→ **Exercise task**
Print the lines below word for word, omitting the pictures.

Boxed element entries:
□ □ □ □ □ □ □
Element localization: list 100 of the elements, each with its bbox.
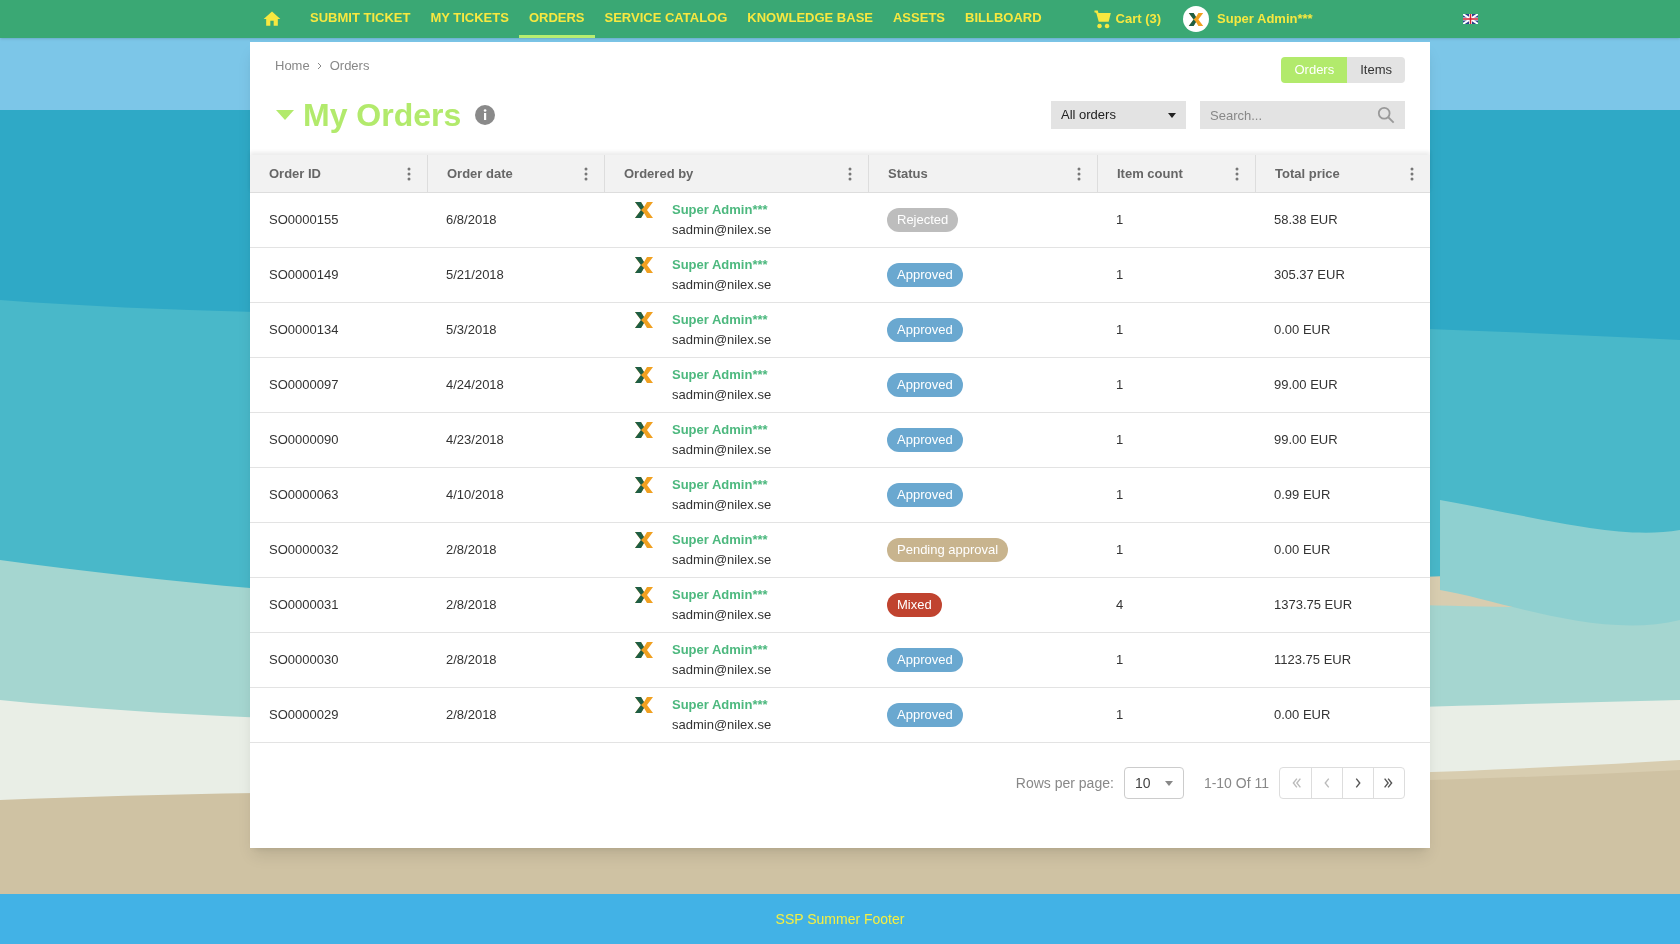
column-header[interactable]: Status	[888, 163, 928, 184]
user-email: sadmin@nilex.se	[672, 441, 772, 459]
table-cell: 4	[1116, 597, 1124, 613]
home-icon[interactable]	[262, 9, 282, 29]
logo-icon	[634, 586, 654, 604]
status-badge: Approved	[887, 428, 963, 452]
page-title: My Orders	[303, 96, 462, 135]
user-name[interactable]: Super Admin***	[672, 200, 772, 220]
logo-icon	[1188, 11, 1205, 27]
status-badge: Approved	[887, 703, 963, 727]
table-cell: 4/23/2018	[446, 432, 504, 448]
table-cell: SO0000032	[269, 542, 339, 558]
table-cell: SO0000029	[269, 707, 339, 723]
table-cell: 1	[1116, 487, 1124, 503]
table-cell: 0.00 EUR	[1274, 322, 1331, 338]
view-toggle-tab[interactable]: Items	[1347, 57, 1405, 83]
nav-link[interactable]: KNOWLEDGE BASE	[737, 0, 883, 38]
table-cell: 5/21/2018	[446, 267, 504, 283]
table-cell: 5/3/2018	[446, 322, 497, 338]
user-name[interactable]: Super Admin***	[672, 695, 772, 715]
table-cell: 4/10/2018	[446, 487, 504, 503]
table-cell: 1	[1116, 377, 1124, 393]
column-menu-icon[interactable]	[1077, 166, 1081, 181]
chevron-icon	[315, 61, 324, 70]
column-header[interactable]: Ordered by	[624, 163, 694, 184]
rows-per-page-select[interactable]: 10	[1123, 767, 1184, 799]
column-header[interactable]: Item count	[1117, 163, 1183, 184]
column-menu-icon[interactable]	[407, 166, 411, 181]
table-cell: 6/8/2018	[446, 212, 497, 228]
column-header[interactable]: Order date	[447, 163, 513, 184]
logo-icon	[634, 366, 654, 384]
nav-link[interactable]: BILLBOARD	[955, 0, 1052, 38]
user-name[interactable]: Super Admin***	[672, 530, 772, 550]
user-avatar[interactable]	[1183, 6, 1210, 32]
user-email: sadmin@nilex.se	[672, 386, 772, 404]
logo-icon	[634, 311, 654, 329]
search-field[interactable]: Search...	[1200, 101, 1405, 129]
nav-link[interactable]: SUBMIT TICKET	[300, 0, 421, 38]
nav-link[interactable]: ORDERS	[518, 0, 595, 38]
user-email: sadmin@nilex.se	[672, 496, 772, 514]
user-email: sadmin@nilex.se	[672, 606, 772, 624]
table-cell: 0.99 EUR	[1274, 487, 1331, 503]
table-cell: 2/8/2018	[446, 652, 497, 668]
table-cell: 1	[1116, 432, 1124, 448]
order-filter-dropdown[interactable]: All orders	[1051, 101, 1186, 129]
table-cell: 4/24/2018	[446, 377, 504, 393]
user-name[interactable]: Super Admin***	[672, 640, 772, 660]
table-cell: SO0000155	[269, 212, 339, 228]
user-email: sadmin@nilex.se	[672, 661, 772, 679]
column-menu-icon[interactable]	[848, 166, 852, 181]
user-name[interactable]: Super Admin***	[672, 585, 772, 605]
column-menu-icon[interactable]	[1410, 166, 1414, 181]
view-toggle-tab[interactable]: Orders	[1281, 57, 1348, 83]
table-cell: 99.00 EUR	[1274, 432, 1338, 448]
status-badge: Pending approval	[887, 538, 1009, 562]
nav-link[interactable]: SERVICE CATALOG	[594, 0, 738, 38]
table-cell: SO0000031	[269, 597, 339, 613]
table-cell: 2/8/2018	[446, 597, 497, 613]
rows-per-page-label: Rows per page:	[1015, 773, 1114, 793]
logo-icon	[634, 641, 654, 659]
logo-icon	[634, 201, 654, 219]
table-cell: SO0000149	[269, 267, 339, 283]
user-name[interactable]: Super Admin***	[1217, 9, 1313, 29]
flag-icon[interactable]	[1462, 14, 1478, 24]
user-name[interactable]: Super Admin***	[672, 310, 772, 330]
cart-link[interactable]: Cart (3)	[1115, 9, 1162, 29]
user-email: sadmin@nilex.se	[672, 551, 772, 569]
user-name[interactable]: Super Admin***	[672, 255, 772, 275]
column-menu-icon[interactable]	[584, 166, 588, 181]
user-name[interactable]: Super Admin***	[672, 475, 772, 495]
column-header[interactable]: Total price	[1275, 163, 1340, 184]
breadcrumb-current: Orders	[329, 57, 370, 75]
user-email: sadmin@nilex.se	[672, 276, 772, 294]
search-icon[interactable]	[1377, 106, 1395, 124]
info-icon[interactable]	[475, 105, 496, 125]
logo-icon	[634, 696, 654, 714]
footer-text: SSP Summer Footer	[775, 909, 905, 929]
status-badge: Approved	[887, 483, 963, 507]
caret-icon	[1168, 112, 1176, 118]
table-cell: SO0000063	[269, 487, 339, 503]
nav-link[interactable]: ASSETS	[883, 0, 955, 38]
table-cell: 2/8/2018	[446, 707, 497, 723]
logo-icon	[634, 421, 654, 439]
table-cell: 1	[1116, 267, 1124, 283]
caret-icon	[1164, 780, 1173, 786]
status-badge: Rejected	[887, 208, 959, 232]
column-header[interactable]: Order ID	[269, 163, 321, 184]
table-cell: SO0000134	[269, 322, 339, 338]
table-cell: 58.38 EUR	[1274, 212, 1338, 228]
status-badge: Approved	[887, 648, 963, 672]
breadcrumb-link[interactable]: Home	[275, 56, 310, 76]
user-email: sadmin@nilex.se	[672, 221, 772, 239]
user-email: sadmin@nilex.se	[672, 716, 772, 734]
column-menu-icon[interactable]	[1235, 166, 1239, 181]
user-name[interactable]: Super Admin***	[672, 420, 772, 440]
user-name[interactable]: Super Admin***	[672, 365, 772, 385]
nav-link[interactable]: MY TICKETS	[420, 0, 519, 38]
page-range: 1-10 Of 11	[1203, 773, 1269, 793]
logo-icon	[634, 476, 654, 494]
logo-icon	[634, 531, 654, 549]
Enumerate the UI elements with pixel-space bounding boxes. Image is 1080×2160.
□ □ □ □ □ □ □
→ **Task answer**
Element localization: list 100 of the elements, each with its bbox.
column-header[interactable]: Status	[888, 163, 928, 184]
user-email: sadmin@nilex.se	[672, 441, 772, 459]
table-cell: 4	[1116, 597, 1124, 613]
home-icon[interactable]	[262, 9, 282, 29]
logo-icon	[634, 586, 654, 604]
status-badge: Approved	[887, 428, 963, 452]
page-title: My Orders	[303, 96, 462, 135]
user-name[interactable]: Super Admin***	[672, 200, 772, 220]
logo-icon	[1188, 11, 1205, 27]
status-badge: Approved	[887, 703, 963, 727]
table-cell: 4/23/2018	[446, 432, 504, 448]
table-cell: SO0000032	[269, 542, 339, 558]
table-cell: SO0000029	[269, 707, 339, 723]
table-cell: 1	[1116, 487, 1124, 503]
table-cell: 0.00 EUR	[1274, 322, 1331, 338]
view-toggle-tab[interactable]: Items	[1347, 57, 1405, 83]
nav-link[interactable]: KNOWLEDGE BASE	[737, 0, 883, 38]
table-cell: 5/21/2018	[446, 267, 504, 283]
table-cell: 5/3/2018	[446, 322, 497, 338]
user-name[interactable]: Super Admin***	[672, 695, 772, 715]
table-cell: 4/10/2018	[446, 487, 504, 503]
table-cell: 1	[1116, 377, 1124, 393]
column-menu-icon[interactable]	[1077, 166, 1081, 181]
chevron-icon	[315, 61, 324, 70]
column-header[interactable]: Ordered by	[624, 163, 694, 184]
rows-per-page-select[interactable]: 10	[1123, 767, 1184, 799]
column-header[interactable]: Item count	[1117, 163, 1183, 184]
column-menu-icon[interactable]	[407, 166, 411, 181]
table-cell: 6/8/2018	[446, 212, 497, 228]
column-header[interactable]: Order date	[447, 163, 513, 184]
logo-icon	[634, 366, 654, 384]
nav-link[interactable]: BILLBOARD	[955, 0, 1052, 38]
user-name[interactable]: Super Admin***	[672, 530, 772, 550]
user-avatar[interactable]	[1183, 6, 1210, 32]
user-email: sadmin@nilex.se	[672, 386, 772, 404]
logo-icon	[634, 311, 654, 329]
search-field[interactable]: Search...	[1200, 101, 1405, 129]
nav-link[interactable]: SUBMIT TICKET	[300, 0, 421, 38]
nav-link[interactable]: ORDERS	[518, 0, 595, 38]
user-email: sadmin@nilex.se	[672, 496, 772, 514]
user-email: sadmin@nilex.se	[672, 606, 772, 624]
table-cell: 0.99 EUR	[1274, 487, 1331, 503]
table-cell: 2/8/2018	[446, 652, 497, 668]
table-cell: 1	[1116, 432, 1124, 448]
order-filter-dropdown[interactable]: All orders	[1051, 101, 1186, 129]
table-cell: 4/24/2018	[446, 377, 504, 393]
user-name[interactable]: Super Admin***	[672, 640, 772, 660]
table-cell: SO0000155	[269, 212, 339, 228]
user-email: sadmin@nilex.se	[672, 661, 772, 679]
column-menu-icon[interactable]	[848, 166, 852, 181]
user-name[interactable]: Super Admin***	[672, 585, 772, 605]
column-menu-icon[interactable]	[1410, 166, 1414, 181]
view-toggle-tab[interactable]: Orders	[1281, 57, 1348, 83]
table-cell: 99.00 EUR	[1274, 432, 1338, 448]
status-badge: Pending approval	[887, 538, 1009, 562]
nav-link[interactable]: SERVICE CATALOG	[594, 0, 738, 38]
table-cell: SO0000031	[269, 597, 339, 613]
table-cell: 2/8/2018	[446, 597, 497, 613]
rows-per-page-label: Rows per page:	[1015, 773, 1114, 793]
logo-icon	[634, 641, 654, 659]
logo-icon	[634, 201, 654, 219]
table-cell: SO0000149	[269, 267, 339, 283]
user-name[interactable]: Super Admin***	[1217, 9, 1313, 29]
flag-icon[interactable]	[1462, 14, 1478, 24]
user-name[interactable]: Super Admin***	[672, 310, 772, 330]
cart-link[interactable]: Cart (3)	[1115, 9, 1162, 29]
user-email: sadmin@nilex.se	[672, 551, 772, 569]
user-name[interactable]: Super Admin***	[672, 255, 772, 275]
column-menu-icon[interactable]	[584, 166, 588, 181]
user-name[interactable]: Super Admin***	[672, 475, 772, 495]
column-header[interactable]: Total price	[1275, 163, 1340, 184]
breadcrumb-current: Orders	[329, 57, 370, 75]
user-email: sadmin@nilex.se	[672, 276, 772, 294]
search-icon[interactable]	[1377, 106, 1395, 124]
info-icon[interactable]	[475, 105, 496, 125]
logo-icon	[634, 696, 654, 714]
footer-text: SSP Summer Footer	[775, 909, 905, 929]
status-badge: Approved	[887, 483, 963, 507]
caret-icon	[1168, 112, 1176, 118]
table-cell: SO0000063	[269, 487, 339, 503]
nav-link[interactable]: ASSETS	[883, 0, 955, 38]
table-cell: 2/8/2018	[446, 707, 497, 723]
logo-icon	[634, 421, 654, 439]
table-cell: 1	[1116, 267, 1124, 283]
caret-icon	[1164, 780, 1173, 786]
status-badge: Rejected	[887, 208, 959, 232]
column-header[interactable]: Order ID	[269, 163, 321, 184]
table-cell: SO0000134	[269, 322, 339, 338]
table-cell: 58.38 EUR	[1274, 212, 1338, 228]
status-badge: Approved	[887, 648, 963, 672]
breadcrumb-link[interactable]: Home	[275, 56, 310, 76]
user-email: sadmin@nilex.se	[672, 221, 772, 239]
user-email: sadmin@nilex.se	[672, 716, 772, 734]
column-menu-icon[interactable]	[1235, 166, 1239, 181]
user-name[interactable]: Super Admin***	[672, 420, 772, 440]
user-name[interactable]: Super Admin***	[672, 365, 772, 385]
nav-link[interactable]: MY TICKETS	[420, 0, 519, 38]
page-range: 1-10 Of 11	[1203, 773, 1269, 793]
logo-icon	[634, 476, 654, 494]
logo-icon	[634, 531, 654, 549]
Enumerate the UI elements with pixel-space bounding boxes. Image is 1080×2160.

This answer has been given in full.